(Items):

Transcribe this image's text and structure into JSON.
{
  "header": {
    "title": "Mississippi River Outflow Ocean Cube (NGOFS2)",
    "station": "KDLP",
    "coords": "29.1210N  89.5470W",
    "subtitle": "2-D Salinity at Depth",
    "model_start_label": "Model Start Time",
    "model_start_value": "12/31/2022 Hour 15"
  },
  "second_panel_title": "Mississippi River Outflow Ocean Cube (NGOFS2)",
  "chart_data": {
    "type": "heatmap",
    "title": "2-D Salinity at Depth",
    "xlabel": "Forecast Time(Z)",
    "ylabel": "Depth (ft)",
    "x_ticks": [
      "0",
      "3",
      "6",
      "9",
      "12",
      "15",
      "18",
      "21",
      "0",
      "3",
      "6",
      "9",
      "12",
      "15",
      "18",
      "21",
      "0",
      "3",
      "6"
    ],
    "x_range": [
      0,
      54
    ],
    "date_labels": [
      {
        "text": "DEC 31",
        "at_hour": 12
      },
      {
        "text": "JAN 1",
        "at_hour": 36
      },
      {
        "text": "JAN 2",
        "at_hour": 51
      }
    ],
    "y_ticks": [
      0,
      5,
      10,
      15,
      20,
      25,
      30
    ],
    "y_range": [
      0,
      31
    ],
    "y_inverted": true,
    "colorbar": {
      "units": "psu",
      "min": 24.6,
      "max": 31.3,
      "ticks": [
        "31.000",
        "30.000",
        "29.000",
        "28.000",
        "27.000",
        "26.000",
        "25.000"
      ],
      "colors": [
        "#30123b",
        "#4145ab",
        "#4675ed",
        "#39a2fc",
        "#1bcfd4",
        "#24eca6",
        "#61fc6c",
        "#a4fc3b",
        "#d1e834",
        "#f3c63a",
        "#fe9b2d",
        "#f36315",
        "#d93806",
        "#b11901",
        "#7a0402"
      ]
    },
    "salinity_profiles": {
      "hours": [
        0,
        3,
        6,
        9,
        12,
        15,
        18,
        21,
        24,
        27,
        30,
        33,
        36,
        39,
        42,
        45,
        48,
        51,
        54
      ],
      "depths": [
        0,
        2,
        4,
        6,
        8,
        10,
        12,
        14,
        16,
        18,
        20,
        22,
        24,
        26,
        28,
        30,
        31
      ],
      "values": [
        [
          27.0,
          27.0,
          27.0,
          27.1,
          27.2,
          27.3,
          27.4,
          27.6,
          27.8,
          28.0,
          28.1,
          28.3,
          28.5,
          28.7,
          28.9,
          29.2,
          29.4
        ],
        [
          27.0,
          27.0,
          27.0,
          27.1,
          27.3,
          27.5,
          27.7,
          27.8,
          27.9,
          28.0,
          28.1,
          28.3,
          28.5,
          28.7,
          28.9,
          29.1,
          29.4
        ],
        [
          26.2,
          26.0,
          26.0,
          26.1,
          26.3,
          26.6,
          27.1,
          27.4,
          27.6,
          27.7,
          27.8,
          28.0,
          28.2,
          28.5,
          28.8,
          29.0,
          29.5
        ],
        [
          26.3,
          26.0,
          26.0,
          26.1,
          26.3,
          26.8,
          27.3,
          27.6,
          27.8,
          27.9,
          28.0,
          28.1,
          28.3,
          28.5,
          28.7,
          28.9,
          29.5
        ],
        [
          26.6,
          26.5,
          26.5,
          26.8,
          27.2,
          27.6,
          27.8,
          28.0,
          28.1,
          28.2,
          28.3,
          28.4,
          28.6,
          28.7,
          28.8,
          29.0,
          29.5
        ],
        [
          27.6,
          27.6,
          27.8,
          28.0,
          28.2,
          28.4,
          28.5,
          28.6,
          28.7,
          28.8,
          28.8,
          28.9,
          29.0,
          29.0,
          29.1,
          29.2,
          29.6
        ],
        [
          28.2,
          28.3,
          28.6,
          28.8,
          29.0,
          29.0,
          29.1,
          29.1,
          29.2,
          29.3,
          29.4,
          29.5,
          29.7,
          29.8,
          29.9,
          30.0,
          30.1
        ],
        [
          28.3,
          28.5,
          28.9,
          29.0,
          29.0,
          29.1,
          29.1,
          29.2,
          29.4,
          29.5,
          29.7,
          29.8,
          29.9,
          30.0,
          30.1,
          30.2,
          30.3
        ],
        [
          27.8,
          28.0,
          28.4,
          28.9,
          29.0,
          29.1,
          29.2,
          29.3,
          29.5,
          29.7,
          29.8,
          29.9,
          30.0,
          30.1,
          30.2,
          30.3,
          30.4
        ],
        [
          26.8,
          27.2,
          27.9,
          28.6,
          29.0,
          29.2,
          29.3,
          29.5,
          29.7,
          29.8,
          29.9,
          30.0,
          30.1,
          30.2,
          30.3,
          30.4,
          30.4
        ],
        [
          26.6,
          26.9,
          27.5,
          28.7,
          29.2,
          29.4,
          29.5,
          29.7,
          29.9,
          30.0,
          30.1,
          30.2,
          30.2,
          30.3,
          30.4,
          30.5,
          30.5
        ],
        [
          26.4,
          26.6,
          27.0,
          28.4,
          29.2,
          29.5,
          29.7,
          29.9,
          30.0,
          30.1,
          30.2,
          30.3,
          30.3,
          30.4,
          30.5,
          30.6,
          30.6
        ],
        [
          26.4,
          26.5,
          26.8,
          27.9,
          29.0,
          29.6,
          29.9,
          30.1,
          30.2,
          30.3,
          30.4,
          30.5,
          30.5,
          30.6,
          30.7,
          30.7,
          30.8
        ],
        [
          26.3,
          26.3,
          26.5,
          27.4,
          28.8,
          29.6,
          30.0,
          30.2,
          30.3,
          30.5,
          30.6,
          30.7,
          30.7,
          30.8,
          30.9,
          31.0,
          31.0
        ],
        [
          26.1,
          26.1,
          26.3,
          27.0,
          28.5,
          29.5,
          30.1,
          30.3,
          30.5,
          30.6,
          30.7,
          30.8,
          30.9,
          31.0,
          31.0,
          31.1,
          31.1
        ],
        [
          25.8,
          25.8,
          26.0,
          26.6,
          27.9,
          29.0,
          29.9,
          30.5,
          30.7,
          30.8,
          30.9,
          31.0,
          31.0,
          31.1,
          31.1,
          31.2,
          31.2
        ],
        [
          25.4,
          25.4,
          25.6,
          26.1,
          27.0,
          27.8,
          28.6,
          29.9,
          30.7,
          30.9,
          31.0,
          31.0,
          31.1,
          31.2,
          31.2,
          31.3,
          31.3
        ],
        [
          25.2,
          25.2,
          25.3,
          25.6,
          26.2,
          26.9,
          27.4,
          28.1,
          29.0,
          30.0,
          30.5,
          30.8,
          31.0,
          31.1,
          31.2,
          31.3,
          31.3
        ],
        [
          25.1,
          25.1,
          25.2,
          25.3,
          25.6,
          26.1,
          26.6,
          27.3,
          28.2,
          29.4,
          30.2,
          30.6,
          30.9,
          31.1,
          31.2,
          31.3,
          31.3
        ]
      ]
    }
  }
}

(What needs to be done): Without omitting anything, output the entries exactly.

(Expected output):
Transcribe this image's text and structure into JSON.
{
  "header": {
    "title": "Mississippi River Outflow Ocean Cube (NGOFS2)",
    "station": "KDLP",
    "coords": "29.1210N  89.5470W",
    "subtitle": "2-D Salinity at Depth",
    "model_start_label": "Model Start Time",
    "model_start_value": "12/31/2022 Hour 15"
  },
  "second_panel_title": "Mississippi River Outflow Ocean Cube (NGOFS2)",
  "chart_data": {
    "type": "heatmap",
    "title": "2-D Salinity at Depth",
    "xlabel": "Forecast Time(Z)",
    "ylabel": "Depth (ft)",
    "x_ticks": [
      "0",
      "3",
      "6",
      "9",
      "12",
      "15",
      "18",
      "21",
      "0",
      "3",
      "6",
      "9",
      "12",
      "15",
      "18",
      "21",
      "0",
      "3",
      "6"
    ],
    "x_range": [
      0,
      54
    ],
    "date_labels": [
      {
        "text": "DEC 31",
        "at_hour": 12
      },
      {
        "text": "JAN 1",
        "at_hour": 36
      },
      {
        "text": "JAN 2",
        "at_hour": 51
      }
    ],
    "y_ticks": [
      0,
      5,
      10,
      15,
      20,
      25,
      30
    ],
    "y_range": [
      0,
      31
    ],
    "y_inverted": true,
    "colorbar": {
      "units": "psu",
      "min": 24.6,
      "max": 31.3,
      "ticks": [
        "31.000",
        "30.000",
        "29.000",
        "28.000",
        "27.000",
        "26.000",
        "25.000"
      ],
      "colors": [
        "#30123b",
        "#4145ab",
        "#4675ed",
        "#39a2fc",
        "#1bcfd4",
        "#24eca6",
        "#61fc6c",
        "#a4fc3b",
        "#d1e834",
        "#f3c63a",
        "#fe9b2d",
        "#f36315",
        "#d93806",
        "#b11901",
        "#7a0402"
      ]
    },
    "salinity_profiles": {
      "hours": [
        0,
        3,
        6,
        9,
        12,
        15,
        18,
        21,
        24,
        27,
        30,
        33,
        36,
        39,
        42,
        45,
        48,
        51,
        54
      ],
      "depths": [
        0,
        2,
        4,
        6,
        8,
        10,
        12,
        14,
        16,
        18,
        20,
        22,
        24,
        26,
        28,
        30,
        31
      ],
      "values": [
        [
          27.0,
          27.0,
          27.0,
          27.1,
          27.2,
          27.3,
          27.4,
          27.6,
          27.8,
          28.0,
          28.1,
          28.3,
          28.5,
          28.7,
          28.9,
          29.2,
          29.4
        ],
        [
          27.0,
          27.0,
          27.0,
          27.1,
          27.3,
          27.5,
          27.7,
          27.8,
          27.9,
          28.0,
          28.1,
          28.3,
          28.5,
          28.7,
          28.9,
          29.1,
          29.4
        ],
        [
          26.2,
          26.0,
          26.0,
          26.1,
          26.3,
          26.6,
          27.1,
          27.4,
          27.6,
          27.7,
          27.8,
          28.0,
          28.2,
          28.5,
          28.8,
          29.0,
          29.5
        ],
        [
          26.3,
          26.0,
          26.0,
          26.1,
          26.3,
          26.8,
          27.3,
          27.6,
          27.8,
          27.9,
          28.0,
          28.1,
          28.3,
          28.5,
          28.7,
          28.9,
          29.5
        ],
        [
          26.6,
          26.5,
          26.5,
          26.8,
          27.2,
          27.6,
          27.8,
          28.0,
          28.1,
          28.2,
          28.3,
          28.4,
          28.6,
          28.7,
          28.8,
          29.0,
          29.5
        ],
        [
          27.6,
          27.6,
          27.8,
          28.0,
          28.2,
          28.4,
          28.5,
          28.6,
          28.7,
          28.8,
          28.8,
          28.9,
          29.0,
          29.0,
          29.1,
          29.2,
          29.6
        ],
        [
          28.2,
          28.3,
          28.6,
          28.8,
          29.0,
          29.0,
          29.1,
          29.1,
          29.2,
          29.3,
          29.4,
          29.5,
          29.7,
          29.8,
          29.9,
          30.0,
          30.1
        ],
        [
          28.3,
          28.5,
          28.9,
          29.0,
          29.0,
          29.1,
          29.1,
          29.2,
          29.4,
          29.5,
          29.7,
          29.8,
          29.9,
          30.0,
          30.1,
          30.2,
          30.3
        ],
        [
          27.8,
          28.0,
          28.4,
          28.9,
          29.0,
          29.1,
          29.2,
          29.3,
          29.5,
          29.7,
          29.8,
          29.9,
          30.0,
          30.1,
          30.2,
          30.3,
          30.4
        ],
        [
          26.8,
          27.2,
          27.9,
          28.6,
          29.0,
          29.2,
          29.3,
          29.5,
          29.7,
          29.8,
          29.9,
          30.0,
          30.1,
          30.2,
          30.3,
          30.4,
          30.4
        ],
        [
          26.6,
          26.9,
          27.5,
          28.7,
          29.2,
          29.4,
          29.5,
          29.7,
          29.9,
          30.0,
          30.1,
          30.2,
          30.2,
          30.3,
          30.4,
          30.5,
          30.5
        ],
        [
          26.4,
          26.6,
          27.0,
          28.4,
          29.2,
          29.5,
          29.7,
          29.9,
          30.0,
          30.1,
          30.2,
          30.3,
          30.3,
          30.4,
          30.5,
          30.6,
          30.6
        ],
        [
          26.4,
          26.5,
          26.8,
          27.9,
          29.0,
          29.6,
          29.9,
          30.1,
          30.2,
          30.3,
          30.4,
          30.5,
          30.5,
          30.6,
          30.7,
          30.7,
          30.8
        ],
        [
          26.3,
          26.3,
          26.5,
          27.4,
          28.8,
          29.6,
          30.0,
          30.2,
          30.3,
          30.5,
          30.6,
          30.7,
          30.7,
          30.8,
          30.9,
          31.0,
          31.0
        ],
        [
          26.1,
          26.1,
          26.3,
          27.0,
          28.5,
          29.5,
          30.1,
          30.3,
          30.5,
          30.6,
          30.7,
          30.8,
          30.9,
          31.0,
          31.0,
          31.1,
          31.1
        ],
        [
          25.8,
          25.8,
          26.0,
          26.6,
          27.9,
          29.0,
          29.9,
          30.5,
          30.7,
          30.8,
          30.9,
          31.0,
          31.0,
          31.1,
          31.1,
          31.2,
          31.2
        ],
        [
          25.4,
          25.4,
          25.6,
          26.1,
          27.0,
          27.8,
          28.6,
          29.9,
          30.7,
          30.9,
          31.0,
          31.0,
          31.1,
          31.2,
          31.2,
          31.3,
          31.3
        ],
        [
          25.2,
          25.2,
          25.3,
          25.6,
          26.2,
          26.9,
          27.4,
          28.1,
          29.0,
          30.0,
          30.5,
          30.8,
          31.0,
          31.1,
          31.2,
          31.3,
          31.3
        ],
        [
          25.1,
          25.1,
          25.2,
          25.3,
          25.6,
          26.1,
          26.6,
          27.3,
          28.2,
          29.4,
          30.2,
          30.6,
          30.9,
          31.1,
          31.2,
          31.3,
          31.3
        ]
      ]
    }
  }
}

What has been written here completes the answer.